Dataset items

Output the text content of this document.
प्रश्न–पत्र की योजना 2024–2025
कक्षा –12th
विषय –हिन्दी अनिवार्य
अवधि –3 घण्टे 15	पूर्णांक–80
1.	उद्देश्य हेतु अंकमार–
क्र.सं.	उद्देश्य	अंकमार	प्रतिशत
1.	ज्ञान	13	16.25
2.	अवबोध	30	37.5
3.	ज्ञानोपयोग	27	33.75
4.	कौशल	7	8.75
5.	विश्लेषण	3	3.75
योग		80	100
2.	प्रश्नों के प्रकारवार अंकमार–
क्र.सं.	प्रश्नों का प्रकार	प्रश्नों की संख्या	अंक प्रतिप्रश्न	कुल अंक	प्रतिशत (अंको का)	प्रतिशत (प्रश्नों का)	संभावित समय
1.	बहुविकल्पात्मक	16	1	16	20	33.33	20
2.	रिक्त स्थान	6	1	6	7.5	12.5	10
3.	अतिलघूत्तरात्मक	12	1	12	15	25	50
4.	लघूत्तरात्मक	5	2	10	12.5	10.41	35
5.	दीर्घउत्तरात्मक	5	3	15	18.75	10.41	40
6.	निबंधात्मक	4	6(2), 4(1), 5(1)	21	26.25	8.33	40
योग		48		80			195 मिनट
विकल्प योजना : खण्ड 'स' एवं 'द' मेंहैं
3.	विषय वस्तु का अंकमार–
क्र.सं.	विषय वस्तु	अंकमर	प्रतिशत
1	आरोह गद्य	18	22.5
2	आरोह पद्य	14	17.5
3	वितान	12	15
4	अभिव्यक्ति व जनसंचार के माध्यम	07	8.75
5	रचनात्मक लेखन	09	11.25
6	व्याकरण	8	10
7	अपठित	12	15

> [WRITTEN EXERCISE]
Print every entry exactly as it appears.

> [COMPLETE ANSWER]
Output the text content of this document.
प्रश्न–पत्र की योजना 2024–2025
कक्षा –12th
विषय –हिन्दी अनिवार्य
अवधि –3 घण्टे 15	पूर्णांक–80
1.	उद्देश्य हेतु अंकमार–
क्र.सं.	उद्देश्य	अंकमार	प्रतिशत
1.	ज्ञान	13	16.25
2.	अवबोध	30	37.5
3.	ज्ञानोपयोग	27	33.75
4.	कौशल	7	8.75
5.	विश्लेषण	3	3.75
योग		80	100
2.	प्रश्नों के प्रकारवार अंकमार–
क्र.सं.	प्रश्नों का प्रकार	प्रश्नों की संख्या	अंक प्रतिप्रश्न	कुल अंक	प्रतिशत (अंको का)	प्रतिशत (प्रश्नों का)	संभावित समय
1.	बहुविकल्पात्मक	16	1	16	20	33.33	20
2.	रिक्त स्थान	6	1	6	7.5	12.5	10
3.	अतिलघूत्तरात्मक	12	1	12	15	25	50
4.	लघूत्तरात्मक	5	2	10	12.5	10.41	35
5.	दीर्घउत्तरात्मक	5	3	15	18.75	10.41	40
6.	निबंधात्मक	4	6(2), 4(1), 5(1)	21	26.25	8.33	40
योग		48		80			195 मिनट
विकल्प योजना : खण्ड 'स' एवं 'द' मेंहैं
3.	विषय वस्तु का अंकमार–
क्र.सं.	विषय वस्तु	अंकमर	प्रतिशत
1	आरोह गद्य	18	22.5
2	आरोह पद्य	14	17.5
3	वितान	12	15
4	अभिव्यक्ति व जनसंचार के माध्यम	07	8.75
5	रचनात्मक लेखन	09	11.25
6	व्याकरण	8	10
7	अपठित	12	15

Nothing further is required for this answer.